* Passage to read *

[Begin]

BRIEF DESCRIPTION OF THE DRAWINGS
Aspects of the present invention are best understood from the
following detailed description when read with the accompanying
figures. The exemplary embodiments of the present invention and the
description thereof are used to explain the present invention, and
do not constitute improper limitations on the preset invention. In
the drawings:
FIG. 1 is a three-dimensional semi-section structure diagram of an
automatic cleaning device for suction port of electric submersible
pump in the present invention.
FIG. 2 is a structure diagram of connection between the automatic
cleaning device for suction port of electric submersible pump and
the electric submersible pump and oil pipe in the present
invention.
FIG. 3 is a three-dimensional semi-section structure diagram of the
pipe string joint in the present invention.
FIG. 4 is a three-dimensional semi-section structure diagram of the
retaining ring in the present invention.
FIG. 5 is a three-dimensional semi-section structure diagram of the
nozzle in the present invention.
DESCRIPTION OF THE INVENTION
The present invention is further described by the following
drawings and embodiments: The embodiments given are only used to
explain the present invention and are not intended to limit the
scope of the present invention.
As shown in FIG. 1, an automatic cleaning device for suction port
of electric submersible pump includes a pipe string joint (1),
return springs (2), a connecting pipe (3), a nozzle (4), steel
balls (5), sealing plugs (6) and retaining rings (7).

[End]

* Information provided *
[Begin]

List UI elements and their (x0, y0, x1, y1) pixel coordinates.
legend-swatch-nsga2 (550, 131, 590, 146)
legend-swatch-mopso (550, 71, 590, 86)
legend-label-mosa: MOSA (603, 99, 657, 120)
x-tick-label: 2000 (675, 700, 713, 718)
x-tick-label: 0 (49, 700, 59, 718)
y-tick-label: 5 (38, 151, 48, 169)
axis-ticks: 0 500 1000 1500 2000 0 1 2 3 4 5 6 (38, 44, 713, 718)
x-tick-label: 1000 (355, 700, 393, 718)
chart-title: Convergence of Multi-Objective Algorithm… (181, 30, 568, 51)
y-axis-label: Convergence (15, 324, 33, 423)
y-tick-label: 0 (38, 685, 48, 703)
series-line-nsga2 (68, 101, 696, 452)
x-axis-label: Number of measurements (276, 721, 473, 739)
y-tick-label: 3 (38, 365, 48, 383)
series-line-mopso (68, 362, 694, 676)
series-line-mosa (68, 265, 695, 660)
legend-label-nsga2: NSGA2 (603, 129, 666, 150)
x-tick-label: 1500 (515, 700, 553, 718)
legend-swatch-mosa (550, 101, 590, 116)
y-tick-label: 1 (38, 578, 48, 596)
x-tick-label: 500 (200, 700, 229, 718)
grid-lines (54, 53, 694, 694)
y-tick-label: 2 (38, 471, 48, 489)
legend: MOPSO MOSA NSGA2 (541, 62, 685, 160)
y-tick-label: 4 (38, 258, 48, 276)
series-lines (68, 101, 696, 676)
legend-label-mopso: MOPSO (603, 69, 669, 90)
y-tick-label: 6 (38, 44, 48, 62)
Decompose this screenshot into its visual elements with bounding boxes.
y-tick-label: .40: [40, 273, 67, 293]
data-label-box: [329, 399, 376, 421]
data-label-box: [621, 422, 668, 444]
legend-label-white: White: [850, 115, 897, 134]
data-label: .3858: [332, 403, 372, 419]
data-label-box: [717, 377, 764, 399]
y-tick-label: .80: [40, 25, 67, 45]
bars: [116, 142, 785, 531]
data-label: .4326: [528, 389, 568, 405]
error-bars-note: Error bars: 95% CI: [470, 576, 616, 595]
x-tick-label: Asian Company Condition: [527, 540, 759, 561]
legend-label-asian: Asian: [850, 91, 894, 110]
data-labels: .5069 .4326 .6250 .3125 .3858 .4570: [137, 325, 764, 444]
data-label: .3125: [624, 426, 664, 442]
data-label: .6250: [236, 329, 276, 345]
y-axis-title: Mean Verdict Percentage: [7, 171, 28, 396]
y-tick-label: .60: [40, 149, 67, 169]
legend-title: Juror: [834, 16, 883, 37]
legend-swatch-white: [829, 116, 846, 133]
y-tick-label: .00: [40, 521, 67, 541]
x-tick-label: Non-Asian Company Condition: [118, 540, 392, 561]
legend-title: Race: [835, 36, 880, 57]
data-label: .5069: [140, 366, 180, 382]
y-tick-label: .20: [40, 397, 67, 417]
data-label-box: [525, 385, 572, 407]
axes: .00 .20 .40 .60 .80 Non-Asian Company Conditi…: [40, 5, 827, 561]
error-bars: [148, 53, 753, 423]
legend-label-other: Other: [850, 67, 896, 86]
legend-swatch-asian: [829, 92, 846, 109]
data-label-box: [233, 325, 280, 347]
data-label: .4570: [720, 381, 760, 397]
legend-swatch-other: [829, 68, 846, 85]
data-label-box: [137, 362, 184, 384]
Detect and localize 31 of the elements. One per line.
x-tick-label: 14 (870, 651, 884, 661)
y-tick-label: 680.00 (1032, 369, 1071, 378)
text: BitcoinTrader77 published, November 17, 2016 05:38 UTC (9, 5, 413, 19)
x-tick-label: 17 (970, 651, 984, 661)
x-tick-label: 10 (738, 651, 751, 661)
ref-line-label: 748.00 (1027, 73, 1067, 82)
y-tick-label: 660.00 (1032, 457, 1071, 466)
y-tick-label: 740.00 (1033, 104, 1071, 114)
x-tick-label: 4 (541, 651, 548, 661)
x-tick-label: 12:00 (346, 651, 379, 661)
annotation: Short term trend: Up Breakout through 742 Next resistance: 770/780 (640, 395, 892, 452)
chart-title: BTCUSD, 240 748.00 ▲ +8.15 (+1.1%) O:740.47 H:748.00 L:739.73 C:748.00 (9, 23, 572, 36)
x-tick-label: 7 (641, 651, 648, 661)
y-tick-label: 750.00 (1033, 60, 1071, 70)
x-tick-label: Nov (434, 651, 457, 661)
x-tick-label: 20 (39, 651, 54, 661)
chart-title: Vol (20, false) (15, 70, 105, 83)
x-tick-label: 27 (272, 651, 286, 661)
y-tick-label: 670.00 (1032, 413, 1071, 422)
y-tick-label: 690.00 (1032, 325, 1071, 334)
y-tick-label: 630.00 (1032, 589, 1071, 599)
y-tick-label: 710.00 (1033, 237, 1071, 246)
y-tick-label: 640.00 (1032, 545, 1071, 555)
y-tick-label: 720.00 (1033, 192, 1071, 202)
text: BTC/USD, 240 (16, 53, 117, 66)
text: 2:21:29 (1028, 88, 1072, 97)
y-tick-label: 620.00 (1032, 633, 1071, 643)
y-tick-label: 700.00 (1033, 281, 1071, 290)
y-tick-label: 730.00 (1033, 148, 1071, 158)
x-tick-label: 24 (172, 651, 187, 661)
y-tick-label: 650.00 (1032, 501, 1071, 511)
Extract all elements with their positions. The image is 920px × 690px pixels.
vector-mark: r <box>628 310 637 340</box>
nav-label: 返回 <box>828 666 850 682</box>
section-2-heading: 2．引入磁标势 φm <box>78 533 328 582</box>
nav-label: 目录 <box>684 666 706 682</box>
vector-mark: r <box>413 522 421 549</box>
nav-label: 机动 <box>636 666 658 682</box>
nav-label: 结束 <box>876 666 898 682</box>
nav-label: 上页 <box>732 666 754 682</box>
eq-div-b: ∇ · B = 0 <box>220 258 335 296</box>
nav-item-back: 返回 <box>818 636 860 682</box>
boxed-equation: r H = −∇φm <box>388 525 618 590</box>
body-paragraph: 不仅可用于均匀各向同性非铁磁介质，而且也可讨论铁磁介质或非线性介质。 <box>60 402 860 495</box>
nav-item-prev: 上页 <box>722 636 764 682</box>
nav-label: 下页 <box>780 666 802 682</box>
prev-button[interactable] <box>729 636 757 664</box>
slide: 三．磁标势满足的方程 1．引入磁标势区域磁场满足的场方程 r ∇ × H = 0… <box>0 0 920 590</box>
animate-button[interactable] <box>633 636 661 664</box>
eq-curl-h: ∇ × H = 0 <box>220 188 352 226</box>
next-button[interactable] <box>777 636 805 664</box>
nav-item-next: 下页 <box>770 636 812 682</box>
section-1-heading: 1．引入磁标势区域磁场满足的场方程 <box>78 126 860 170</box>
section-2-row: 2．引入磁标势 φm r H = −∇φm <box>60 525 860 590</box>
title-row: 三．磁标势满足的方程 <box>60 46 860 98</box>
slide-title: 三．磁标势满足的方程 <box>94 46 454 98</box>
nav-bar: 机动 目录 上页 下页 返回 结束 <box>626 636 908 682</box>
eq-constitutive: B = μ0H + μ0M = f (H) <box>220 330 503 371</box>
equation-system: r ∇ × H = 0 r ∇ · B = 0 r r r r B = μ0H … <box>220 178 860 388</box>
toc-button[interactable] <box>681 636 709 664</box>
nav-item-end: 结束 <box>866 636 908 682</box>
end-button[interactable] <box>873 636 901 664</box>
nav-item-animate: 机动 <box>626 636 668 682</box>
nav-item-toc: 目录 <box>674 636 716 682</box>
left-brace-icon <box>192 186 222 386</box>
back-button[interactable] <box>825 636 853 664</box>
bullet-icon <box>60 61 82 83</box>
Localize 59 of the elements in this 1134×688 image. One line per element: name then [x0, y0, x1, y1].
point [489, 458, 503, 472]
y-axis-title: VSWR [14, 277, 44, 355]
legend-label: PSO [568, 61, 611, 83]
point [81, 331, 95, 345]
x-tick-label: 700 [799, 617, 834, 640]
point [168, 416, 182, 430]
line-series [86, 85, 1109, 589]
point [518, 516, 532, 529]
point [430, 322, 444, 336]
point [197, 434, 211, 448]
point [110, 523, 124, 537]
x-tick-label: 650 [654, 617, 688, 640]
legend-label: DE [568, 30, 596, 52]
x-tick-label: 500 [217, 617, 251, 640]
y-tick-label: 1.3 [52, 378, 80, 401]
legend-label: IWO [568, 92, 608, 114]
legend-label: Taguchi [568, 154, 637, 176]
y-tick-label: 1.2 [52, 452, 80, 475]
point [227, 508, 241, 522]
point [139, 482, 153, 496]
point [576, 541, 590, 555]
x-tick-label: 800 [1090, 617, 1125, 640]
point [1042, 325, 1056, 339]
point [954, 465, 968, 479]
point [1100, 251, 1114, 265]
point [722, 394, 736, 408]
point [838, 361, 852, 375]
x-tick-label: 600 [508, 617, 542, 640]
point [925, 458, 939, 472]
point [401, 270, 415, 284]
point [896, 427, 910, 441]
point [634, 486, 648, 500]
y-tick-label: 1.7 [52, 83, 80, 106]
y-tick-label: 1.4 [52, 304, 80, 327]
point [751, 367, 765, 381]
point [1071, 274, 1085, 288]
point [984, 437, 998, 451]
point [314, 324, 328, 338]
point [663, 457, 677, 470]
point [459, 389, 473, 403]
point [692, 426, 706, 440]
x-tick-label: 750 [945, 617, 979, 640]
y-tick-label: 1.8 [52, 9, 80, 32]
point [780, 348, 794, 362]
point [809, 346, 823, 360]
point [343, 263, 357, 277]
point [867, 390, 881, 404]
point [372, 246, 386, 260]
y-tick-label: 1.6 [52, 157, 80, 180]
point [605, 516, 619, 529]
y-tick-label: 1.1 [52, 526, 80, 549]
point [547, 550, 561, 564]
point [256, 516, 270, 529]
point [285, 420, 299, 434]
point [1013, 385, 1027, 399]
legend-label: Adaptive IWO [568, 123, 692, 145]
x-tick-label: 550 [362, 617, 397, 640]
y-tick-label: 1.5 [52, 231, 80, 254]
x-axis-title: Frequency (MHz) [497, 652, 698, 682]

[End]

* Exercise 1 *
Please extract the portion of the patent description for the pump suction-port cleaning device that runs from "FIG. 2 is a" up to and including "ring in the present invention.".
* Exercise 2 *
Answer these questions from the patent description for the pump suction-port cleaning device:
(a) Besides the cleaning device itself, which two items does FIG. 2 show it connected to?
(b) Which component is shown in FIG. 5?
(c) What reference number is assigned to the connecting pipe?
* Exercise 3 *
Write the next part of the patent description for the pump suction-port cleaning device, picking up after its final sentence.

* Final result 1 *
FIG. 2 is a structure diagram of connection between the automatic
cleaning device for suction port of electric submersible pump and
the electric submersible pump and oil pipe in the present
invention.
FIG. 3 is a three-dimensional semi-section structure diagram of the
pipe string joint in the present invention.
FIG. 4 is a three-dimensional semi-section structure diagram of the
retaining ring in the present invention.

* Final result 2 *
(a) The electric submersible pump and the oil pipe.
(b) The nozzle.
(c) (3)

* Final result 3 *
As shown in FIG. 1, FIG. 2 and FIG. 3, the pipe string joint (1) is
a hollow cylinder, which includes a female thread (101) at an upper
end, a boss (102) in a middle part, and a male thread (103) at a
lower end. The upper end of the pipe string joint (1) is connected
with an oil pipe (18) by threads, while the lower end is connected
with the outlet of the electric submersible pump (8) by threads. A
plurality of oil drain passage inlets (10), the steel balls (5),
the return springs (2), the sealing plugs (6) and oil drain passage
outlets (12) are evenly distributed in a circumferential direction
of the boss (102) of the pipe string joint.
As shown in FIG. 3, the boss (102) together with steel balls (5),
return springs (2) and sealing plugs (6) constitute check valves
(11). The sealing plugs (6) are connected with the pipe string
joint (1) by threads to realize thread sealing. When the pipe
string joint (1) is filled with high-pressure fluid, the steel
balls (5) compress the return springs (2) to connect the oil drain
passage inlets (10) and the oil drain passage outlets (12). When
there is no high-pressure fluid in the pipe string joint (1), the
return springs (2) are extended and reset to push the steel ball
(5), thereby realizing the closure between the oil drain passage
inlets (10) and the oil drain passage outlets (12).
As shown in FIG. 1 and FIG. 3, the oil drain passage inlets (10)
are connected with the inner wall of the pipe string joint (1),
while the oil drain passage inlets (12) are connected with the
connecting pipe (3). The oil drain passage inlets (10) are disposed
in the middle of the boss (102) of the pipe string joint (1), while
the oil drain passage inlets (12) are disposed below the boss (102)
of the pipe string joint (1) and is provided with a female
thread.
As shown in FIG. 1 and FIG. 3, the connecting pipe (3) is a hollow
cylinder, which includes a male thread at the upper end and a
female thread at the lower end. The upper end of connecting pipe
(3) is connected with the oil drain passage outlets (12) of the
pipe string joint (1) by threads, while the lower end is connected
with the nozzle (4) by threads.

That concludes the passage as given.